* **WHAT THIS TASK INVOLVES**:
Reproduce the listing below without any change.

Saved entries
_ _ _ _ _ _ _

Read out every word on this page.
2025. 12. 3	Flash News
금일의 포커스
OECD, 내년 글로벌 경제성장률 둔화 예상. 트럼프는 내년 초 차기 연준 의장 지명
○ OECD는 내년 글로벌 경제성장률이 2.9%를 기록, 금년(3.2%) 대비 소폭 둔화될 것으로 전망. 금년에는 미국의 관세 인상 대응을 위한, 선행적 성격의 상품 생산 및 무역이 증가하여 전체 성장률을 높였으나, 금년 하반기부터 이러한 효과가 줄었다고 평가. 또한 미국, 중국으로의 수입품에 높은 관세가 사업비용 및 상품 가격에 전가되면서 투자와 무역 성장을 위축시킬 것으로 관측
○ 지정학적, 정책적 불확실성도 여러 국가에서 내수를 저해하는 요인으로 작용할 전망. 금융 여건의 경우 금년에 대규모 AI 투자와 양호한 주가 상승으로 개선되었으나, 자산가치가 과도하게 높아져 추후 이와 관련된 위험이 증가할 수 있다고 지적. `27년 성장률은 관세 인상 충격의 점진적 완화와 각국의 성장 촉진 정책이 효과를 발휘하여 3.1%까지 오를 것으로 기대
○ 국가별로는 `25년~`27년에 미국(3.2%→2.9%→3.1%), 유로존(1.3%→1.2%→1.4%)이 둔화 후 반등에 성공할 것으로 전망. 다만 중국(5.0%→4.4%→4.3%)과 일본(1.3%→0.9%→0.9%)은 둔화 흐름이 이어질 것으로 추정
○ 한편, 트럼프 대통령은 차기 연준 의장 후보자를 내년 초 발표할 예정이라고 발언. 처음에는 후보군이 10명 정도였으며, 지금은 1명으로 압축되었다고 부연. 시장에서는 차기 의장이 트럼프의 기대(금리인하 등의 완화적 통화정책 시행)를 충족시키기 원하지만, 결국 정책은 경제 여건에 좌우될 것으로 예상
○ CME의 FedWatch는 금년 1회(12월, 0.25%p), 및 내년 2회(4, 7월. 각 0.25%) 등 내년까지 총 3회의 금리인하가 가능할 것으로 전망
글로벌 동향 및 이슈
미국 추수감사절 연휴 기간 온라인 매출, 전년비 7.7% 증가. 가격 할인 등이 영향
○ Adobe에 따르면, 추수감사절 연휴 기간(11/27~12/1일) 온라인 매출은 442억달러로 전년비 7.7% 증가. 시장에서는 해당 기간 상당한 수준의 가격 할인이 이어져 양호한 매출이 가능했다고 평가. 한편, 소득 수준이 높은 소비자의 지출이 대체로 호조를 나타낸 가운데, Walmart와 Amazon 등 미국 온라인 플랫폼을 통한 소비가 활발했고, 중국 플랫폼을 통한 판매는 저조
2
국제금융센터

_ _ _ _ _ _ _

* **ANSWER IN FULL**:
Read out every word on this page.
2025. 12. 3	Flash News
금일의 포커스
OECD, 내년 글로벌 경제성장률 둔화 예상. 트럼프는 내년 초 차기 연준 의장 지명
○ OECD는 내년 글로벌 경제성장률이 2.9%를 기록, 금년(3.2%) 대비 소폭 둔화될 것으로 전망. 금년에는 미국의 관세 인상 대응을 위한, 선행적 성격의 상품 생산 및 무역이 증가하여 전체 성장률을 높였으나, 금년 하반기부터 이러한 효과가 줄었다고 평가. 또한 미국, 중국으로의 수입품에 높은 관세가 사업비용 및 상품 가격에 전가되면서 투자와 무역 성장을 위축시킬 것으로 관측
○ 지정학적, 정책적 불확실성도 여러 국가에서 내수를 저해하는 요인으로 작용할 전망. 금융 여건의 경우 금년에 대규모 AI 투자와 양호한 주가 상승으로 개선되었으나, 자산가치가 과도하게 높아져 추후 이와 관련된 위험이 증가할 수 있다고 지적. `27년 성장률은 관세 인상 충격의 점진적 완화와 각국의 성장 촉진 정책이 효과를 발휘하여 3.1%까지 오를 것으로 기대
○ 국가별로는 `25년~`27년에 미국(3.2%→2.9%→3.1%), 유로존(1.3%→1.2%→1.4%)이 둔화 후 반등에 성공할 것으로 전망. 다만 중국(5.0%→4.4%→4.3%)과 일본(1.3%→0.9%→0.9%)은 둔화 흐름이 이어질 것으로 추정
○ 한편, 트럼프 대통령은 차기 연준 의장 후보자를 내년 초 발표할 예정이라고 발언. 처음에는 후보군이 10명 정도였으며, 지금은 1명으로 압축되었다고 부연. 시장에서는 차기 의장이 트럼프의 기대(금리인하 등의 완화적 통화정책 시행)를 충족시키기 원하지만, 결국 정책은 경제 여건에 좌우될 것으로 예상
○ CME의 FedWatch는 금년 1회(12월, 0.25%p), 및 내년 2회(4, 7월. 각 0.25%) 등 내년까지 총 3회의 금리인하가 가능할 것으로 전망
글로벌 동향 및 이슈
미국 추수감사절 연휴 기간 온라인 매출, 전년비 7.7% 증가. 가격 할인 등이 영향
○ Adobe에 따르면, 추수감사절 연휴 기간(11/27~12/1일) 온라인 매출은 442억달러로 전년비 7.7% 증가. 시장에서는 해당 기간 상당한 수준의 가격 할인이 이어져 양호한 매출이 가능했다고 평가. 한편, 소득 수준이 높은 소비자의 지출이 대체로 호조를 나타낸 가운데, Walmart와 Amazon 등 미국 온라인 플랫폼을 통한 소비가 활발했고, 중국 플랫폼을 통한 판매는 저조
2
국제금융센터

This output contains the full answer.